# What the task requires
Read the lines below. Copy out any that hold the string "next".

# Working data

┌──

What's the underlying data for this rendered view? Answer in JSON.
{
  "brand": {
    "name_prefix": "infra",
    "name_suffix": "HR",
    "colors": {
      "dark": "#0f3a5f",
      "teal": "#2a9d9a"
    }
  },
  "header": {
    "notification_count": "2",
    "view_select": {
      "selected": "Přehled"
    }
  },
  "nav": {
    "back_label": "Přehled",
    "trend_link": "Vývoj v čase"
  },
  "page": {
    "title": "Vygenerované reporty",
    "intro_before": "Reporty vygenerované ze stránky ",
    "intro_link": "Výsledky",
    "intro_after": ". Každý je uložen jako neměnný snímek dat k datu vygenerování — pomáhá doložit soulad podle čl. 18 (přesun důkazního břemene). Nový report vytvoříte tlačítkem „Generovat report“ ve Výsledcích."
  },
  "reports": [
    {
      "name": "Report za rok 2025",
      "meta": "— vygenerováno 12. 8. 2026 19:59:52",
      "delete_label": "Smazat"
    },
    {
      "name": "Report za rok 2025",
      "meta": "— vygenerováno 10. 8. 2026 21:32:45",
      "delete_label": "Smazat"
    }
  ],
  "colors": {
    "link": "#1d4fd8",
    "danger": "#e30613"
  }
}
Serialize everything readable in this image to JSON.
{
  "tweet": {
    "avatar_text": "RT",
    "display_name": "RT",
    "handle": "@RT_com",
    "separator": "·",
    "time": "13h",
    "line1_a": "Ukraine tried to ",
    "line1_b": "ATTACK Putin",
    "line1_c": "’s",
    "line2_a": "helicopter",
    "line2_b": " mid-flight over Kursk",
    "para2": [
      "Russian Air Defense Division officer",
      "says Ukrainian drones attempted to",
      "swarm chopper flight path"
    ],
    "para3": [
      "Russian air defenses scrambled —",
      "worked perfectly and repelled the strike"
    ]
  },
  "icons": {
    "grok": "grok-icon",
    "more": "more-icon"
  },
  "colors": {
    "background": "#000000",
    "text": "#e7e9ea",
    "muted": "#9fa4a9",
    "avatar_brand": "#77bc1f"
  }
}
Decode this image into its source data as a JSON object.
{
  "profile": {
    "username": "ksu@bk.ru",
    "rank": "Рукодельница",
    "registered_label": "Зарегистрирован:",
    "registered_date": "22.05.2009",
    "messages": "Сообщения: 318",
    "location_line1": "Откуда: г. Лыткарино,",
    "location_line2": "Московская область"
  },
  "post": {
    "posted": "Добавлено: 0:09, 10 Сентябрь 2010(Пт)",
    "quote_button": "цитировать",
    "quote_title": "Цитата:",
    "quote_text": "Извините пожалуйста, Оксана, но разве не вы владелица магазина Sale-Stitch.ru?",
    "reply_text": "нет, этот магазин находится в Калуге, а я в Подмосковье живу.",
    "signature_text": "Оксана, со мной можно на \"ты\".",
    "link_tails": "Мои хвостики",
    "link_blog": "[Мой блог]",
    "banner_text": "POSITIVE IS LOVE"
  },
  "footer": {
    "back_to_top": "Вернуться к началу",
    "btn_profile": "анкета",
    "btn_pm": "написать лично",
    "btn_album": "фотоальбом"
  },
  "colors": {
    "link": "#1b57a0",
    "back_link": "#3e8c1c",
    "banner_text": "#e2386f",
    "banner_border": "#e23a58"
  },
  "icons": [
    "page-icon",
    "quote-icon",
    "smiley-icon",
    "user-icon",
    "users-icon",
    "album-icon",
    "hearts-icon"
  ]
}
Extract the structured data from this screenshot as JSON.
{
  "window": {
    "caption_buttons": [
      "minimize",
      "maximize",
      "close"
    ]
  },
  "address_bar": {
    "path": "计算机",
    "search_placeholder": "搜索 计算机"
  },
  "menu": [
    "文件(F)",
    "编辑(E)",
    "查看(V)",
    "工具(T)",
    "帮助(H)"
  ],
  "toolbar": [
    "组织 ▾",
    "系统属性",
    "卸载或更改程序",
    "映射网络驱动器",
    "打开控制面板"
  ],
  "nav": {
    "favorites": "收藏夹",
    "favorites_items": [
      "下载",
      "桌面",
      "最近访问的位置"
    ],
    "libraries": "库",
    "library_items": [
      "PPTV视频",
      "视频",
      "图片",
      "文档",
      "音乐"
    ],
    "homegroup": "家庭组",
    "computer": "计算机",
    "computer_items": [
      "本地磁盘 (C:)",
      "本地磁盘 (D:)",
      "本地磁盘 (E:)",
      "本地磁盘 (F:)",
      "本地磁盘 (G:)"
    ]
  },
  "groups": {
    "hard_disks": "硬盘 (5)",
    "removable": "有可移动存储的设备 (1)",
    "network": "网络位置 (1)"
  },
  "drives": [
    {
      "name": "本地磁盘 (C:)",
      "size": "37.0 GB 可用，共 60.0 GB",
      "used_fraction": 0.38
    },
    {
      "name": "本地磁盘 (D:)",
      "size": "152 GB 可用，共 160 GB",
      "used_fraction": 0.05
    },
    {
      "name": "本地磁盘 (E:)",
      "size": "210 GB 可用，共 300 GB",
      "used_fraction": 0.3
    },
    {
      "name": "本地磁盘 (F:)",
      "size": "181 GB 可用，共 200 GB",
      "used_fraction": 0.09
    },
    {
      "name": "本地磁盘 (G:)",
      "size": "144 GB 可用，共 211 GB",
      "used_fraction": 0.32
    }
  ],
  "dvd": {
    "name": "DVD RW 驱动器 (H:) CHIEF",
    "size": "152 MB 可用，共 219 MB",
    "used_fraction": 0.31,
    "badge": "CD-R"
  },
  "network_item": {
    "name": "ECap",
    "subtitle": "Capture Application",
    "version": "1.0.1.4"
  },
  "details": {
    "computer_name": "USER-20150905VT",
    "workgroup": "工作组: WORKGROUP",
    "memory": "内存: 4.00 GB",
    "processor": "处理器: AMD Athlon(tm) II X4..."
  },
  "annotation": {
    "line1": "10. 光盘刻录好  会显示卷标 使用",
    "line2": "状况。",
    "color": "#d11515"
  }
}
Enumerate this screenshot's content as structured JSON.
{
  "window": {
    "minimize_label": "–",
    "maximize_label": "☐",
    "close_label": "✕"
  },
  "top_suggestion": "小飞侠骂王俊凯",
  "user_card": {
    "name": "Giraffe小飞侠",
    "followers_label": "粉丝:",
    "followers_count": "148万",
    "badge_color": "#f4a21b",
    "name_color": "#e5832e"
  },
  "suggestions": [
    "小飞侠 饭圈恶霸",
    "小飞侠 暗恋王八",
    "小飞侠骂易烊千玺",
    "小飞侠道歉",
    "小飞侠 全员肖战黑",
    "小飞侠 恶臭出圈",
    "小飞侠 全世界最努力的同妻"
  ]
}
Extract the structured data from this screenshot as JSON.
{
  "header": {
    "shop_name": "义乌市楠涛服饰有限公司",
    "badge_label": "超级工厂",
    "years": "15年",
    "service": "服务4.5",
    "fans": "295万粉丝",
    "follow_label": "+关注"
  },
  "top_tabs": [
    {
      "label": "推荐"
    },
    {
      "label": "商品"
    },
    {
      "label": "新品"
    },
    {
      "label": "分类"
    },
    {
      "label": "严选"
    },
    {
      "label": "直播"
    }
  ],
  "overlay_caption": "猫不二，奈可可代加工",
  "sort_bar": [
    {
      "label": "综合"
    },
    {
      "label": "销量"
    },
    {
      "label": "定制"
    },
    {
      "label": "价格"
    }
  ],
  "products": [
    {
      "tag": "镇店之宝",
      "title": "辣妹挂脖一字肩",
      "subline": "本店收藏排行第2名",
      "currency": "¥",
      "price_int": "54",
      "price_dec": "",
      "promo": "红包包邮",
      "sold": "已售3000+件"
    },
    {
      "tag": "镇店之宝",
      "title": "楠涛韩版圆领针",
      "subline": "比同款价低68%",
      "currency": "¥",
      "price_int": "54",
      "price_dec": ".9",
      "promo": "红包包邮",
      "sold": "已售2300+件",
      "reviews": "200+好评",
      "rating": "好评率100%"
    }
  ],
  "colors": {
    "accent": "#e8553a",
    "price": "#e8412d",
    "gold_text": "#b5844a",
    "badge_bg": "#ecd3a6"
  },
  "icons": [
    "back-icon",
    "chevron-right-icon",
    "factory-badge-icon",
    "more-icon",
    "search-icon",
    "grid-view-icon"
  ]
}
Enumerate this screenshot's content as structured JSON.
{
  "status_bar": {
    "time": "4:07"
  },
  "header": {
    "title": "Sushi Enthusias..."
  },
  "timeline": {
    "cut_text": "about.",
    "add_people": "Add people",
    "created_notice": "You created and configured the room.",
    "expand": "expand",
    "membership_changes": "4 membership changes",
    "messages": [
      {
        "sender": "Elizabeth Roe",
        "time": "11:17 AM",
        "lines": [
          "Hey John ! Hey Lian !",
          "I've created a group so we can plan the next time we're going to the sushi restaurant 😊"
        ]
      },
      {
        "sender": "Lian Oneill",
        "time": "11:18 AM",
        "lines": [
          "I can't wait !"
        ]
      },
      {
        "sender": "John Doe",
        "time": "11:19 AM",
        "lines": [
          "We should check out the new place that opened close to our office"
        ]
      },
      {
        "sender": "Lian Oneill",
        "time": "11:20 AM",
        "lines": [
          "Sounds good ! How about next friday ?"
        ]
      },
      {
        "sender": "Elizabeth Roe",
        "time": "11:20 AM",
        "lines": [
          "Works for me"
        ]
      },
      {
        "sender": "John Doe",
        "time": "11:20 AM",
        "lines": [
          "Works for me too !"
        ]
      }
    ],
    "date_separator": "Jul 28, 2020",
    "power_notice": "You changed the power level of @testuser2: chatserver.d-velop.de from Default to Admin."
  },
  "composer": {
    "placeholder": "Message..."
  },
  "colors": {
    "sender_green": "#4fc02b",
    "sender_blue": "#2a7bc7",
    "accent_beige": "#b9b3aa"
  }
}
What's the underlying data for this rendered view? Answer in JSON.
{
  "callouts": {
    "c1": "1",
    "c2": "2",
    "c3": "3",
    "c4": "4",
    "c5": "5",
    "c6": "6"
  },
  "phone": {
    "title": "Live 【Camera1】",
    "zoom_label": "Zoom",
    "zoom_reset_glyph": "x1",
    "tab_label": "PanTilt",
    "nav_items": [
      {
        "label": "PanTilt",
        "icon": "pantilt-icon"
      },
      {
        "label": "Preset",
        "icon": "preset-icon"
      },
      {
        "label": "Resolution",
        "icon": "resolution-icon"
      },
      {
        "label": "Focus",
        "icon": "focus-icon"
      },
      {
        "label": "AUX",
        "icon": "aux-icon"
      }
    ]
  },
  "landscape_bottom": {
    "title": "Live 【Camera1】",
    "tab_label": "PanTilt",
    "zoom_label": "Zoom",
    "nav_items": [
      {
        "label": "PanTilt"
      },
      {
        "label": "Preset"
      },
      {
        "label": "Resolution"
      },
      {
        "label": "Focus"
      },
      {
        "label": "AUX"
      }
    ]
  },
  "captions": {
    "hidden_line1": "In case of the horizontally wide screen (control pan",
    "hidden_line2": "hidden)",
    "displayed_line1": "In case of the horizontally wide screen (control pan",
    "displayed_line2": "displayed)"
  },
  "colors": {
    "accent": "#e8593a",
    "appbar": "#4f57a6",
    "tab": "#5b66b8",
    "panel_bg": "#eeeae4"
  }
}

└──

# The answer
          "I've created a group so we can plan the next time we're going to the sushi restaurant 😊"
          "Sounds good ! How about next friday ?"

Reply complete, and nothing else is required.